Written instruction A. Convert the entries from the line containing "Patent image size: (905, 957)." through the line containing "The second clamping pin 88 is at (655, 496).", both included, into a numbered list, leaving out any blank lines.

··· Provided passage

Open-cell silicon carbide foam coated with a ferrite-filled absorbing resin has been found to be useful for black-body absorbers at millimeter and submillimeter wavelengths. The panels can be used as calibration targets for radiometers that operate at these wavelengths.
Heretofore, black-body calibration targets have been made from lightweight carbon-coated polyurethane foams or from heavy ferrite materials with machined or molded, finely pointed, periodic surface features (e.g., arrays of cones or pyramids) (see Figure 1). These black-body loads have either excessive weight, deteriorate (crumble) over time in vacuum, or have poor thermal conductivity.
The new loads are SiC-based, can be fabricated easily, are lighter in weight than solid ferrite absorbers, do not outgas excessively, and exhibit sufficient thermal conductivity for the intended purposes. Moreover, the silicon carbide base material withstands high operating temperatures.
The absorber works by effecting random scattering and surface impedance matching with absorption of power to produce a low return loss to incident radiation over a broad range of wavelengths. The open-cell foam structure is responsible for the scattering and impedance-matching properties. The ferrite coating increases the absorption coefficient without significantly changing the scattering and impedance-matching properties.

······
··· Given data

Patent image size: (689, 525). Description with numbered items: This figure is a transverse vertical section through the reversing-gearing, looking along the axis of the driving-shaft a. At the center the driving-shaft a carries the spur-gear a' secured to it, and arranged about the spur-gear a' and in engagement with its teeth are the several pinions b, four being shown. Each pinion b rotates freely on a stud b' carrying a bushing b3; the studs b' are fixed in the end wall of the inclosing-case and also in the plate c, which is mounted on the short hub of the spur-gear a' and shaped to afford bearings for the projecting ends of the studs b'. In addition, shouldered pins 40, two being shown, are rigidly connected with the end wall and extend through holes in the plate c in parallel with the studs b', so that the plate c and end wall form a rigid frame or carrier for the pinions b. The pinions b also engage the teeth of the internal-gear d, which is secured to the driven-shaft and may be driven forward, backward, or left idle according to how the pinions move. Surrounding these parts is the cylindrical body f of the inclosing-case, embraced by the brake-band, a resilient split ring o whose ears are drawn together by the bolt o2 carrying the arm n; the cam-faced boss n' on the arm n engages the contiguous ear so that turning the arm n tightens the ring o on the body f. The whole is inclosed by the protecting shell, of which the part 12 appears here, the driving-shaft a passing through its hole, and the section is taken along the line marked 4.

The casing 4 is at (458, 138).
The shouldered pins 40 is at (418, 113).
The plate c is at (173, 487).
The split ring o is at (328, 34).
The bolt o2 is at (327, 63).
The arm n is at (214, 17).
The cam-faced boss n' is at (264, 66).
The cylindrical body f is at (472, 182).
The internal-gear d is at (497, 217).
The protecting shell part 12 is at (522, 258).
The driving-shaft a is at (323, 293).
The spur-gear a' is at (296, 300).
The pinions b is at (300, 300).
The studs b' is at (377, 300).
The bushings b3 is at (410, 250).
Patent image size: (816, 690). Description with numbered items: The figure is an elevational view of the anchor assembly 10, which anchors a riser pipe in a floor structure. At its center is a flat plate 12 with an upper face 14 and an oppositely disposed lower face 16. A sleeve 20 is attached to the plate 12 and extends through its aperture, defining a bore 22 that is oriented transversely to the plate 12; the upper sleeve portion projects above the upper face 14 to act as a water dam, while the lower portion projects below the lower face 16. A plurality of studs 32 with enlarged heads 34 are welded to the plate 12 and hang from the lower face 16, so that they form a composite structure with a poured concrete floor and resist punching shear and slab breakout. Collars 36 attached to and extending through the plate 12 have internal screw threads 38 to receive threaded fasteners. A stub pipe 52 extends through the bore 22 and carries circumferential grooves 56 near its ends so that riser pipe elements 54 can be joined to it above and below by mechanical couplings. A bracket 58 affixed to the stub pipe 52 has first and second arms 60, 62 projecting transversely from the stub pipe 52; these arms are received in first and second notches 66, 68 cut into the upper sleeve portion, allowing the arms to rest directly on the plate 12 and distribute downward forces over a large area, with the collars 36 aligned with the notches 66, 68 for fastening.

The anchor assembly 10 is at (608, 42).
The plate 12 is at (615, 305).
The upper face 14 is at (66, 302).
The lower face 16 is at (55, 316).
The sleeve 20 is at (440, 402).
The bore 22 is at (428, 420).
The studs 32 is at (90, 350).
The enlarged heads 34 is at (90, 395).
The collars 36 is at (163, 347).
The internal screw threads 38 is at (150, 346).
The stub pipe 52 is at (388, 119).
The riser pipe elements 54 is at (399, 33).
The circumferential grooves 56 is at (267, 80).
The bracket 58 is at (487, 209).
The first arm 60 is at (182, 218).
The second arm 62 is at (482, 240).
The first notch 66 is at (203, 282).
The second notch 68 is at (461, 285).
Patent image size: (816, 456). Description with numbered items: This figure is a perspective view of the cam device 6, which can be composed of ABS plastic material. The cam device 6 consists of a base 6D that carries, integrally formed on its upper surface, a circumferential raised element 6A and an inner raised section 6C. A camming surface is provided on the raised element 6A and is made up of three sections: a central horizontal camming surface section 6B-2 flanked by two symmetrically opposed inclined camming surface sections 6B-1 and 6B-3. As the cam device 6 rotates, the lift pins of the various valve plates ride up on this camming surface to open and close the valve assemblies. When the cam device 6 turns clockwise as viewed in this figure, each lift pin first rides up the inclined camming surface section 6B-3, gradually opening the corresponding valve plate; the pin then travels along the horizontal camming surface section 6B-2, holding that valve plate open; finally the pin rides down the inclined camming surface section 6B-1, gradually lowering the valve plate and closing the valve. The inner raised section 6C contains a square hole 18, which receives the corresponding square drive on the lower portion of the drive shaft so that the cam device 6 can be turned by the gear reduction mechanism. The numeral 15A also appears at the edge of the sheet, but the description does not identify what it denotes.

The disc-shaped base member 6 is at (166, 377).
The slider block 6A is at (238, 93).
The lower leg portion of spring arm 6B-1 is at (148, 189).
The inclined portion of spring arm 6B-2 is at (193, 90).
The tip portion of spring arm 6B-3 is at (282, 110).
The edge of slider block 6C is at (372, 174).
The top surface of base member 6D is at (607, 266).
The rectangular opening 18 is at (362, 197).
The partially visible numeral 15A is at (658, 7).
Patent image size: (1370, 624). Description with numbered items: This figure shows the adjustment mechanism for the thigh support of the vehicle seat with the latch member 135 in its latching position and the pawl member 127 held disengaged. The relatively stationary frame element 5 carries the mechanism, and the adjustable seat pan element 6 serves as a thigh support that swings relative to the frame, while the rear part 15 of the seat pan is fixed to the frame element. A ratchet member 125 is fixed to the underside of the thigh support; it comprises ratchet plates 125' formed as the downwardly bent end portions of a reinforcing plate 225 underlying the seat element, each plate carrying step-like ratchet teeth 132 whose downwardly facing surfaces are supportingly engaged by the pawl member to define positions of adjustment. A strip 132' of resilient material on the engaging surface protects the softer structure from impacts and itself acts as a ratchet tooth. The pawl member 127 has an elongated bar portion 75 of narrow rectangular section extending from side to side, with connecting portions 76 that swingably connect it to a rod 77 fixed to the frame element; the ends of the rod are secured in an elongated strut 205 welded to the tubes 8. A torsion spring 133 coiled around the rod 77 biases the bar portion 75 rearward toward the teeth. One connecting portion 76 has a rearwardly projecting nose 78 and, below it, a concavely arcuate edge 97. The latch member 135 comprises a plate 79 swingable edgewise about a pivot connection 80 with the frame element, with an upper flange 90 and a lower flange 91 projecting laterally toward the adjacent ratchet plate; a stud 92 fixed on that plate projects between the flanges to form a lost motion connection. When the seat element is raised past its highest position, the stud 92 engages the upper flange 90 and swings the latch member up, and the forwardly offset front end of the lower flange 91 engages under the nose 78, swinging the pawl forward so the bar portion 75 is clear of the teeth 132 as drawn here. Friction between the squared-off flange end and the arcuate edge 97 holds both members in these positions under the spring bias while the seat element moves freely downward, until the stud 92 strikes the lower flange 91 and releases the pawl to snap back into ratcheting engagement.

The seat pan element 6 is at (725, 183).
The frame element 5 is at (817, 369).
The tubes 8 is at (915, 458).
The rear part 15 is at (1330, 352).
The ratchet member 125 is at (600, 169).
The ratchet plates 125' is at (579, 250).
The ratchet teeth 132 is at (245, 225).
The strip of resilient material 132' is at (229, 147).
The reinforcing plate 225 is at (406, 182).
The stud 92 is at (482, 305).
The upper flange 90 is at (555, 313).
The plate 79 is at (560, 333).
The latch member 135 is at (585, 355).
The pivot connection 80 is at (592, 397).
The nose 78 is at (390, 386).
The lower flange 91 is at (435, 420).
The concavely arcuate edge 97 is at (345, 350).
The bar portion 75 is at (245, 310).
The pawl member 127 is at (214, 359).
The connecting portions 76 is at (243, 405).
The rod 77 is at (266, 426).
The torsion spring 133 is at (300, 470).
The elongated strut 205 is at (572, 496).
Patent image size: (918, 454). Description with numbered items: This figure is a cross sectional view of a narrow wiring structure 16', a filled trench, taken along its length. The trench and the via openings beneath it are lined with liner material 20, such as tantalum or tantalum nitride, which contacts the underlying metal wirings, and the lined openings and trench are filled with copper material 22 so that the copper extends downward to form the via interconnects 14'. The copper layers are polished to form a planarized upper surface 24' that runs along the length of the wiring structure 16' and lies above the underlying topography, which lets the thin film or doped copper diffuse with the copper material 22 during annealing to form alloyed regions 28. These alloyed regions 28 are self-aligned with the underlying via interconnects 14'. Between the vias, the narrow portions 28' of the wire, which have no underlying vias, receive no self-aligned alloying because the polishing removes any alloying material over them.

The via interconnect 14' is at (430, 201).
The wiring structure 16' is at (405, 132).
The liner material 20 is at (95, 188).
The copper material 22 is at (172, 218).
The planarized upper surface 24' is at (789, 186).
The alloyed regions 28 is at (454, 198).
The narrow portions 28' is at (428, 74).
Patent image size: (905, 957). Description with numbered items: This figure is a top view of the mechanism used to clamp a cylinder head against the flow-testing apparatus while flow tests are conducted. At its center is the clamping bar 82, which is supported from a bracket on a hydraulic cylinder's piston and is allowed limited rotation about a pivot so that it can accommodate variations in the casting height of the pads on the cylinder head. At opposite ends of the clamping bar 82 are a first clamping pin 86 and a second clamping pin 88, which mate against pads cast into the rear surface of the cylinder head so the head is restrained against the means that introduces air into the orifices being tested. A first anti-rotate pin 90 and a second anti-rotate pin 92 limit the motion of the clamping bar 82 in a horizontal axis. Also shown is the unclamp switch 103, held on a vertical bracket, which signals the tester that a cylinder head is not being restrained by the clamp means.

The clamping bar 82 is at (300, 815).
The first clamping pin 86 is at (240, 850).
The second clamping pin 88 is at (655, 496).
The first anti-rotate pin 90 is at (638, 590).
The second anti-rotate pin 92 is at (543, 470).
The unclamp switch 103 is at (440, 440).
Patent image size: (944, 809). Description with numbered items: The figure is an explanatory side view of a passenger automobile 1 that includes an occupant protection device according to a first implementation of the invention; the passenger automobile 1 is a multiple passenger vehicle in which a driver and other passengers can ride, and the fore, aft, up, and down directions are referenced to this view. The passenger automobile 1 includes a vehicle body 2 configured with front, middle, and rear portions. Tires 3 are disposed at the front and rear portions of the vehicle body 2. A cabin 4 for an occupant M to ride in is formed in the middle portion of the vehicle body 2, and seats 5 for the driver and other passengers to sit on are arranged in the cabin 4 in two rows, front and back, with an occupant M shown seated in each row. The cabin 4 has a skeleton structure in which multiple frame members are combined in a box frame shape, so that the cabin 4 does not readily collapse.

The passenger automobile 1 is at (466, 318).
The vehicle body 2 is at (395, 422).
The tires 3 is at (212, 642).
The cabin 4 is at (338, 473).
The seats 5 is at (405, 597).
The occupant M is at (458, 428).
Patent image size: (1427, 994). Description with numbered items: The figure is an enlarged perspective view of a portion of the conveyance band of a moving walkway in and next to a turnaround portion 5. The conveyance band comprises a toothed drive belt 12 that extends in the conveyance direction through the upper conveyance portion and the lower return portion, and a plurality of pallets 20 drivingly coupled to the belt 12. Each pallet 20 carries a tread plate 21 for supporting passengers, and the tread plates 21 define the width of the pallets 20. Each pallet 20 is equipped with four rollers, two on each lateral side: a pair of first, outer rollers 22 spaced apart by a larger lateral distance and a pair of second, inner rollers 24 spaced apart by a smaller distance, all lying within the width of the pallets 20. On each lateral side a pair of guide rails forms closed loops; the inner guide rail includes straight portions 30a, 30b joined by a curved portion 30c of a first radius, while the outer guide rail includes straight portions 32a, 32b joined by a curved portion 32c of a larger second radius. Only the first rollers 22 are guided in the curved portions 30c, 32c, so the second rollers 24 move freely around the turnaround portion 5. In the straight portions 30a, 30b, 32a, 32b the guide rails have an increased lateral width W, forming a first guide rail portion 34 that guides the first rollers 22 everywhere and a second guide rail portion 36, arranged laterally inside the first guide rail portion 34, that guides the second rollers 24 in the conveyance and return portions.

······

Written instruction B.
Answer these questions from the silicon carbide foam text:
(i) What is the silicon carbide foam coated with?
(ii) What feature of the material accounts for its scattering and impedance-matching properties?
(iii) Besides heavy ferrite materials, what were earlier black-body calibration targets made from?

Problem solution A.
1. Patent image size: (905, 957). Description with numbered items: This figure is a top view of the mechanism used to clamp a cylinder head against the flow-testing apparatus while flow tests are conducted. At its center is the clamping bar 82, which is supported from a bracket on a hydraulic cylinder's piston and is allowed limited rotation about a pivot so that it can accommodate variations in the casting height of the pads on the cylinder head. At opposite ends of the clamping bar 82 are a first clamping pin 86 and a second clamping pin 88, which mate against pads cast into the rear surface of the cylinder head so the head is restrained against the means that introduces air into the orifices being tested. A first anti-rotate pin 90 and a second anti-rotate pin 92 limit the motion of the clamping bar 82 in a horizontal axis. Also shown is the unclamp switch 103, held on a vertical bracket, which signals the tester that a cylinder head is not being restrained by the clamp means.
2. The clamping bar 82 is at (300, 815).
3. The first clamping pin 86 is at (240, 850).
4. The second clamping pin 88 is at (655, 496).

Problem solution B.
(i) A ferrite-filled absorbing resin.
(ii) The open-cell foam structure.
(iii) Lightweight carbon-coated polyurethane foams.